| RECORDS FOR THE EXERCISE |
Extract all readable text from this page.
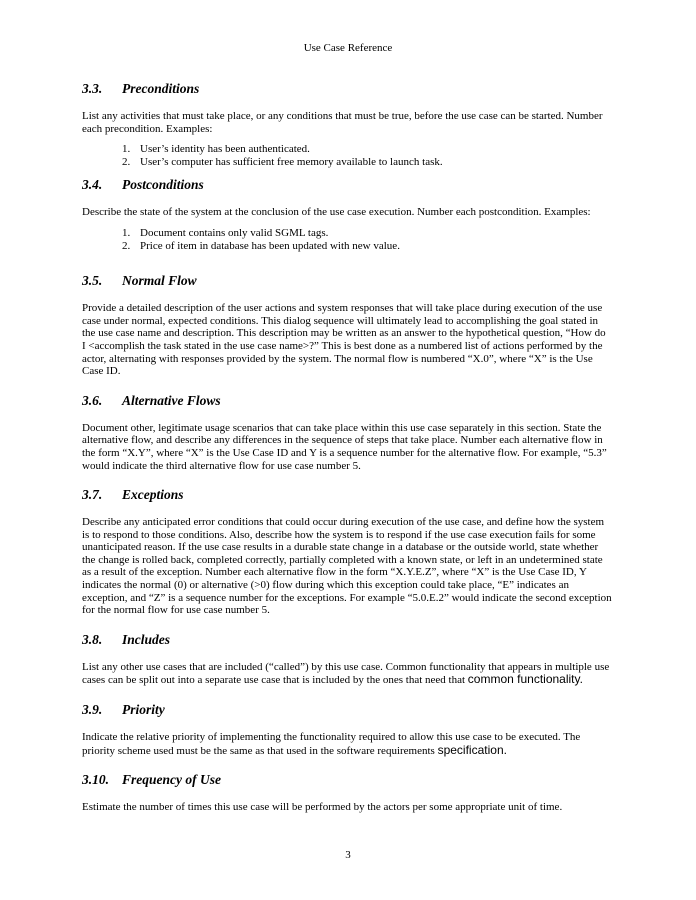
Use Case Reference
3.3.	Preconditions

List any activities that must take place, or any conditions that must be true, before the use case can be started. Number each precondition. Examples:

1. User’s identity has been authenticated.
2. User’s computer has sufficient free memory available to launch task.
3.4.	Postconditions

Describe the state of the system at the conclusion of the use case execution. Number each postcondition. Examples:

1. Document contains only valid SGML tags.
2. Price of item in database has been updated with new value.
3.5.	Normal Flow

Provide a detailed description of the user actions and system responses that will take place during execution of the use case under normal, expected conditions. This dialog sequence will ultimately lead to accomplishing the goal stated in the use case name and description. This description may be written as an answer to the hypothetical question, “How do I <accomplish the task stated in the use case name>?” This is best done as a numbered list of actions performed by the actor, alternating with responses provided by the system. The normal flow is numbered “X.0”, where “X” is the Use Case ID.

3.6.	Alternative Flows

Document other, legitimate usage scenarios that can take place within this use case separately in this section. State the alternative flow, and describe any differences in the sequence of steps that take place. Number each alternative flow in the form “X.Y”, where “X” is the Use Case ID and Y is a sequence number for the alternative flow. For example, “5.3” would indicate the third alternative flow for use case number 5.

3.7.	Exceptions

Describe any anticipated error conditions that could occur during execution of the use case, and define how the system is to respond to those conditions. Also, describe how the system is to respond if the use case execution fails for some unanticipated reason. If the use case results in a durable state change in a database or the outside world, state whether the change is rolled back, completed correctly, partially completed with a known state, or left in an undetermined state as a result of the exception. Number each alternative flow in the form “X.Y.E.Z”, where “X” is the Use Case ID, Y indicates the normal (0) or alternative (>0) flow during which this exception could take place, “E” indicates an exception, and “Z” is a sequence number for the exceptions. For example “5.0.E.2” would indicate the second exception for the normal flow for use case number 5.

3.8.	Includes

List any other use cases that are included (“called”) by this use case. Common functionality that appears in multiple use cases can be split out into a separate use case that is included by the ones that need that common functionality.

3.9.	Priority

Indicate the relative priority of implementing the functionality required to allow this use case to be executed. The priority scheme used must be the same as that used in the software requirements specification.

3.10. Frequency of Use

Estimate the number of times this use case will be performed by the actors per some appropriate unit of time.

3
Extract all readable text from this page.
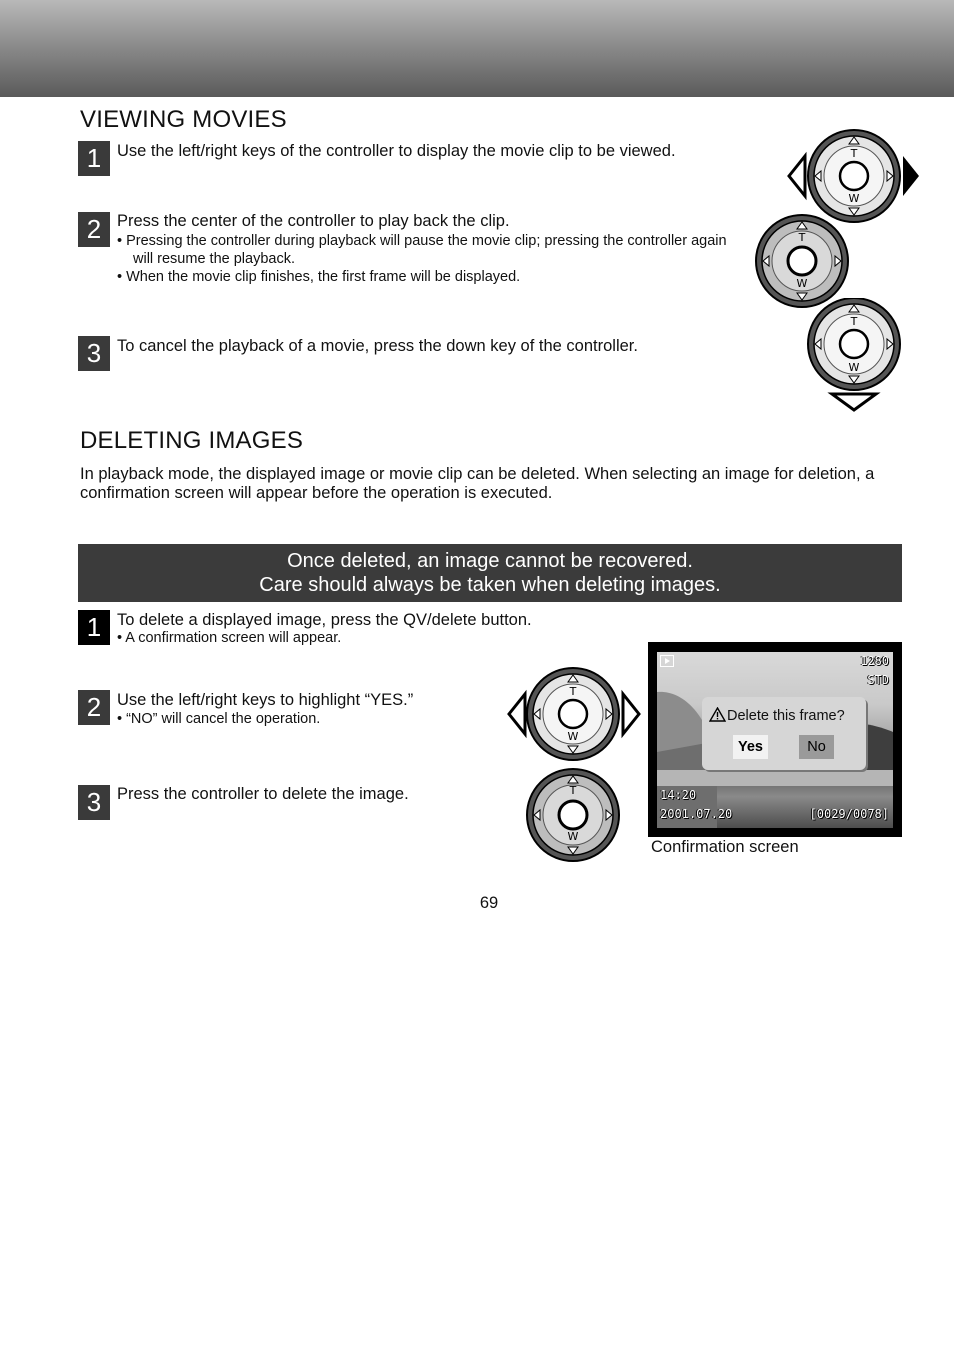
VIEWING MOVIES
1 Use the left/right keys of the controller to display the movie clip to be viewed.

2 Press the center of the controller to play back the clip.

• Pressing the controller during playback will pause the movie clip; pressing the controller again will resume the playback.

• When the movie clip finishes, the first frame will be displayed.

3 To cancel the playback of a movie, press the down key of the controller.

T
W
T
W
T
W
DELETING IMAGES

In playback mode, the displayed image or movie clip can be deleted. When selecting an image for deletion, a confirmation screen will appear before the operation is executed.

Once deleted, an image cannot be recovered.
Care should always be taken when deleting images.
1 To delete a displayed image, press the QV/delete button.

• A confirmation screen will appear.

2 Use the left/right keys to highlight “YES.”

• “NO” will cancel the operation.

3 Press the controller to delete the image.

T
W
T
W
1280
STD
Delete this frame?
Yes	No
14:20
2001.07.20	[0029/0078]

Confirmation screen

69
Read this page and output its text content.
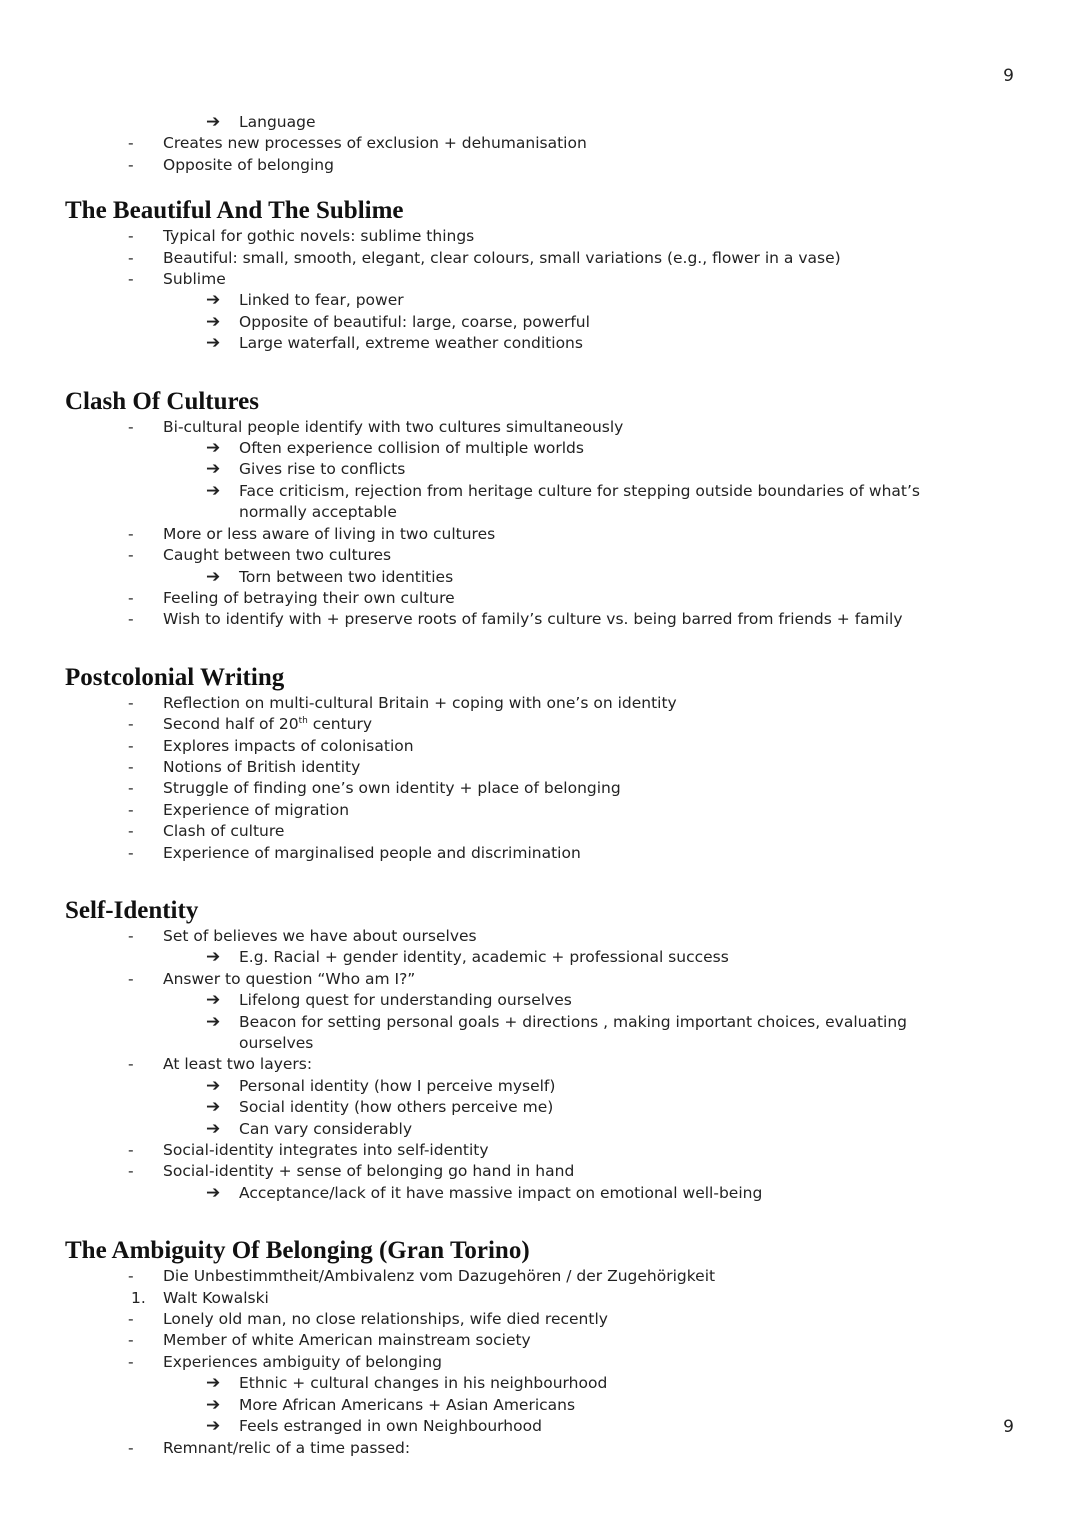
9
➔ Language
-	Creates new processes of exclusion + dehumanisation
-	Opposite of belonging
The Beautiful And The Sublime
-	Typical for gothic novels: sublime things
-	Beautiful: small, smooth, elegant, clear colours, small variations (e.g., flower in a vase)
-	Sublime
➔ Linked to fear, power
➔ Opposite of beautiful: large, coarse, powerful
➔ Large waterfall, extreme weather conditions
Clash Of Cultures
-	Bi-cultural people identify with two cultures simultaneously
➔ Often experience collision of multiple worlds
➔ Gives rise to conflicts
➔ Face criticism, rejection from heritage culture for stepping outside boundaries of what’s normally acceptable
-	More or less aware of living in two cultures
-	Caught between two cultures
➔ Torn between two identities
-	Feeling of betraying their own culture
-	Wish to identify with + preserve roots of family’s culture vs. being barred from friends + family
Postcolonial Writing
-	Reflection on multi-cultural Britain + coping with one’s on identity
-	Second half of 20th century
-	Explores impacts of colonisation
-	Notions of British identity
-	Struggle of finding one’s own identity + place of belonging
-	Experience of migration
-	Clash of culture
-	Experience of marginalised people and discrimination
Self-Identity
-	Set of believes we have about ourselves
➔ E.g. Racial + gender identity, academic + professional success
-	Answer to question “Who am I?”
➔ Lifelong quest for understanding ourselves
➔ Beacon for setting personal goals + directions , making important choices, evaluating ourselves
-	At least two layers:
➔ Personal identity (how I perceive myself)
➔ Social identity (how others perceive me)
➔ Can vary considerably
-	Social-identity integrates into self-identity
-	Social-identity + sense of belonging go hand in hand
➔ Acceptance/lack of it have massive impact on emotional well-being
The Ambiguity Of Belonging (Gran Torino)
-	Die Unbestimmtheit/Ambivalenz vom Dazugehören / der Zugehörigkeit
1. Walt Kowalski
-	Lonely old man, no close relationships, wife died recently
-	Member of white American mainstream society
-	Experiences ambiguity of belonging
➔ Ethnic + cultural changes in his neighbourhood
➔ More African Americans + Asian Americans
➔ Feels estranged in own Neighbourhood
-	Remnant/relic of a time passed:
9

| AIM OF THE TASK |
Look through the data above. Find each line with the string "some" and copy it.

| SOLUTION BELOW |
Describe any anticipated error conditions that could occur during execution of the use case, and define how the system is to respond to those conditions. Also, describe how the system is to respond if the use case execution fails for some unanticipated reason. If the use case results in a durable state change in a database or the outside world, state whether the change is rolled back, completed correctly, partially completed with a known state, or left in an undetermined state as a result of the exception. Number each alternative flow in the form “X.Y.E.Z”, where “X” is the Use Case ID, Y indicates the normal (0) or alternative (>0) flow during which this exception could take place, “E” indicates an exception, and “Z” is a sequence number for the exceptions. For example “5.0.E.2” would indicate the second exception for the normal flow for use case number 5.
Estimate the number of times this use case will be performed by the actors per some appropriate unit of time.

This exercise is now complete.